▶ _BRIEF_
Write out each line beneath this one exactly as it reads.

▶ _GIVEN DATA_

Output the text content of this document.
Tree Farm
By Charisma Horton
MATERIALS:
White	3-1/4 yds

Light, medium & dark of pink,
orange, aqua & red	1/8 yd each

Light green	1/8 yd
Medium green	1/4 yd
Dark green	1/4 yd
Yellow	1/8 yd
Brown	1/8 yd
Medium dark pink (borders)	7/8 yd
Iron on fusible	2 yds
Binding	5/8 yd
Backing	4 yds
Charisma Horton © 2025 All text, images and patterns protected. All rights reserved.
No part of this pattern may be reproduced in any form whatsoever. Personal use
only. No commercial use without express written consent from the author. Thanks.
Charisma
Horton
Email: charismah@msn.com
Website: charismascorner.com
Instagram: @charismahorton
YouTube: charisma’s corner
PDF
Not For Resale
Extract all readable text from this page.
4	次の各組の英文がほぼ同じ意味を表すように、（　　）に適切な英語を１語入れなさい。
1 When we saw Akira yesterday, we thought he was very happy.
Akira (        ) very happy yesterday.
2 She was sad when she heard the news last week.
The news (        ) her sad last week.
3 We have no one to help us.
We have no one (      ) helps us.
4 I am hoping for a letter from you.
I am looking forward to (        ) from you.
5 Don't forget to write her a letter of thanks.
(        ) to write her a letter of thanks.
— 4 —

▶ _EXERCISE ANSWER_
Output the text content of this document.
Tree Farm
By Charisma Horton
MATERIALS:
White	3-1/4 yds

Light, medium & dark of pink,
orange, aqua & red	1/8 yd each

Light green	1/8 yd
Medium green	1/4 yd
Dark green	1/4 yd
Yellow	1/8 yd
Brown	1/8 yd
Medium dark pink (borders)	7/8 yd
Iron on fusible	2 yds
Binding	5/8 yd
Backing	4 yds
Charisma Horton © 2025 All text, images and patterns protected. All rights reserved.
No part of this pattern may be reproduced in any form whatsoever. Personal use
only. No commercial use without express written consent from the author. Thanks.
Charisma
Horton
Email: charismah@msn.com
Website: charismascorner.com
Instagram: @charismahorton
YouTube: charisma’s corner
PDF
Not For Resale
Extract all readable text from this page.
4	次の各組の英文がほぼ同じ意味を表すように、（　　）に適切な英語を１語入れなさい。
1 When we saw Akira yesterday, we thought he was very happy.
Akira (        ) very happy yesterday.
2 She was sad when she heard the news last week.
The news (        ) her sad last week.
3 We have no one to help us.
We have no one (      ) helps us.
4 I am hoping for a letter from you.
I am looking forward to (        ) from you.
5 Don't forget to write her a letter of thanks.
(        ) to write her a letter of thanks.
— 4 —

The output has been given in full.